**Stated goal**
Copy out every line in which the string "JSON" occurs.
═══ The input
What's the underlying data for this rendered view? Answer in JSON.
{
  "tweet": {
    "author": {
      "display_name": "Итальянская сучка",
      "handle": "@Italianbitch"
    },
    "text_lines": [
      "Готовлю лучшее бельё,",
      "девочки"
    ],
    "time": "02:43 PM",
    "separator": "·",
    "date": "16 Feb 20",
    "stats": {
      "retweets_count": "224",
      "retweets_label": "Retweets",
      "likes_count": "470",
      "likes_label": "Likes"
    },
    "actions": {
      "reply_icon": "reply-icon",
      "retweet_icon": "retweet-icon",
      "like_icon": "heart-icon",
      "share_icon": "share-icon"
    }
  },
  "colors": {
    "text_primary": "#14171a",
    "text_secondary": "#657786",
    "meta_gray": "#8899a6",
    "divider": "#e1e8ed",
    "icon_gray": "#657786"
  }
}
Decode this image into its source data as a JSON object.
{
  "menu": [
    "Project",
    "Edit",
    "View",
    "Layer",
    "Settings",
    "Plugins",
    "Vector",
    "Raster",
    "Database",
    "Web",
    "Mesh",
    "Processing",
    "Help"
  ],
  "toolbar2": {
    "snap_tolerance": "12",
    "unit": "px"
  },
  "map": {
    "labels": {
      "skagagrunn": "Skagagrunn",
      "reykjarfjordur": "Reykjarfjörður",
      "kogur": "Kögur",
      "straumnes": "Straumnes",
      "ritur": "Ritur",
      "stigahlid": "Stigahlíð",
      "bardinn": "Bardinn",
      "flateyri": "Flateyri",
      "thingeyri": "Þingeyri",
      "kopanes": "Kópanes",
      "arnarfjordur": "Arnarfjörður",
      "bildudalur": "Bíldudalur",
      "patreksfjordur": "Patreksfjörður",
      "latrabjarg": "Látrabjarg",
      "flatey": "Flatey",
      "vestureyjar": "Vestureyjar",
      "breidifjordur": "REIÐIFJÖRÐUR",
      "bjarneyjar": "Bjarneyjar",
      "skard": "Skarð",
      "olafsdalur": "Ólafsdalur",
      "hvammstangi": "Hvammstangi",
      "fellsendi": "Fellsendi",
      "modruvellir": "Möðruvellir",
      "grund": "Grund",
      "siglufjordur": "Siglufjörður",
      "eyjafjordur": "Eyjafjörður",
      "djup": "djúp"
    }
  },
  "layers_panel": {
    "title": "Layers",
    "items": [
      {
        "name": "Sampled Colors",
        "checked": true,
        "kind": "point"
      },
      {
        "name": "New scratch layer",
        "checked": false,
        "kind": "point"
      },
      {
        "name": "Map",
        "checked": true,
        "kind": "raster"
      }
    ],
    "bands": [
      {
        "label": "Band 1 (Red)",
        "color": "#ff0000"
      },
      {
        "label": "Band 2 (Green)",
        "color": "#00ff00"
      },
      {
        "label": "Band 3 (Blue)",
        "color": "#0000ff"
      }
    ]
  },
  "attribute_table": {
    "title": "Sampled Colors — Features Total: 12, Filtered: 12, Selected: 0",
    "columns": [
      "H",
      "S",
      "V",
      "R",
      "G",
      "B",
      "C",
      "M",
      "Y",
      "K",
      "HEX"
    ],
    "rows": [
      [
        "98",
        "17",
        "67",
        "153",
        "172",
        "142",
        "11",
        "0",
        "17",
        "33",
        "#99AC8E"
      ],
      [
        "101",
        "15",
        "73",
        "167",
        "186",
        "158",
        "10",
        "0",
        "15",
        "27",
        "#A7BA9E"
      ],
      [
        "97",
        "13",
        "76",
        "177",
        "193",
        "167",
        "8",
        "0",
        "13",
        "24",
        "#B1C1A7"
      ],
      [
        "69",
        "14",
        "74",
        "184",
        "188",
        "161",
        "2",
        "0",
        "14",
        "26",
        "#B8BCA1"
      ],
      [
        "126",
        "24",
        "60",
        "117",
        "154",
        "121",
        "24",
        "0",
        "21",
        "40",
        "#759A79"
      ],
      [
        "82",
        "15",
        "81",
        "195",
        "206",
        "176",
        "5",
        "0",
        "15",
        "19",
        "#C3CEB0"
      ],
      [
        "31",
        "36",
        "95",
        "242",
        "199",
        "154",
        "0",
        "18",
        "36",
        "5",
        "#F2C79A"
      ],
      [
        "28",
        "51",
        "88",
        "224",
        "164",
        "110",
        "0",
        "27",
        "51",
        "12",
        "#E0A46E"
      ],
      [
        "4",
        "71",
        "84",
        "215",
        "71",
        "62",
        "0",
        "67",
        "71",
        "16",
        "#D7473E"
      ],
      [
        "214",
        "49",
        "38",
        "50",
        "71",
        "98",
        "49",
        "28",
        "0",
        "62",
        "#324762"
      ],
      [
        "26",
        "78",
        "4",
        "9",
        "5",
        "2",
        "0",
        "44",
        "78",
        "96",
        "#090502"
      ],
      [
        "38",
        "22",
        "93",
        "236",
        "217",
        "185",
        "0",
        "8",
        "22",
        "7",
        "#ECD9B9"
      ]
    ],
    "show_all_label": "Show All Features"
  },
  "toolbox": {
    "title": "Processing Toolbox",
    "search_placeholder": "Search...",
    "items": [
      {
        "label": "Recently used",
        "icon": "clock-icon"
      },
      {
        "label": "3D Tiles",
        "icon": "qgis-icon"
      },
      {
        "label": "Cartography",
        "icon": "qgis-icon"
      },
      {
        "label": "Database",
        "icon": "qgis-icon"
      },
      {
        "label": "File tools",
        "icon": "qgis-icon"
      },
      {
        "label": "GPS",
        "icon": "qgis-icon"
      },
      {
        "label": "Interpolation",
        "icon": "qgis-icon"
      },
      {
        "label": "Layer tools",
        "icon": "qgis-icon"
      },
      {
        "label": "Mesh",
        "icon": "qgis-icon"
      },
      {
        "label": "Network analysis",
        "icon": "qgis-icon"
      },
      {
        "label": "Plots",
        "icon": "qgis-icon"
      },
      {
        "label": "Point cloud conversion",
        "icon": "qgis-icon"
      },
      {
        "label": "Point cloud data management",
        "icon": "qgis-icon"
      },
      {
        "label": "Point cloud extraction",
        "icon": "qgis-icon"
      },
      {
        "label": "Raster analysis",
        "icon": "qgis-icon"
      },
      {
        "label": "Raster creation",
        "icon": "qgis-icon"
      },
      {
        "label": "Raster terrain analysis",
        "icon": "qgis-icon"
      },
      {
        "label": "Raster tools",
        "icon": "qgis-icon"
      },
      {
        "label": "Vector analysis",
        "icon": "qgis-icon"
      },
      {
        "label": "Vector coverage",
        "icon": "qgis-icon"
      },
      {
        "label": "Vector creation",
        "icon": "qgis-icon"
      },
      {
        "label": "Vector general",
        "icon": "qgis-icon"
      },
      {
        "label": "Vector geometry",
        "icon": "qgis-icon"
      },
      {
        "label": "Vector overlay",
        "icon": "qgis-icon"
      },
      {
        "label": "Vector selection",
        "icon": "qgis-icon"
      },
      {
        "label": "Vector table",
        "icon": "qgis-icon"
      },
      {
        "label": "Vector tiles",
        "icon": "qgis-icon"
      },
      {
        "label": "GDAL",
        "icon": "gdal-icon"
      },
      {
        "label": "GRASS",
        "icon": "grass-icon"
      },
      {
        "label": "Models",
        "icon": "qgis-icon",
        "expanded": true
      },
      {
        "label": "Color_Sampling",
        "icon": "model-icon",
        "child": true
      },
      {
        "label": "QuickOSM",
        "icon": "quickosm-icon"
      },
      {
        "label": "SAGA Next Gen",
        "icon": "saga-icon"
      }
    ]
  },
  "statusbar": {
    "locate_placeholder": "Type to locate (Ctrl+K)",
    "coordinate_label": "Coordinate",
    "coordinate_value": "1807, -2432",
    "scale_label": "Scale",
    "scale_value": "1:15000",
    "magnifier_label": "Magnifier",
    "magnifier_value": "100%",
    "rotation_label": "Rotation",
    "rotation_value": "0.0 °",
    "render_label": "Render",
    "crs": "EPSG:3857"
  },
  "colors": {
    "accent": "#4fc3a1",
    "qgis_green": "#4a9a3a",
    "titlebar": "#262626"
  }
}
══════
**Result of the task**
What's the underlying data for this rendered view? Answer in JSON.
Decode this image into its source data as a JSON object.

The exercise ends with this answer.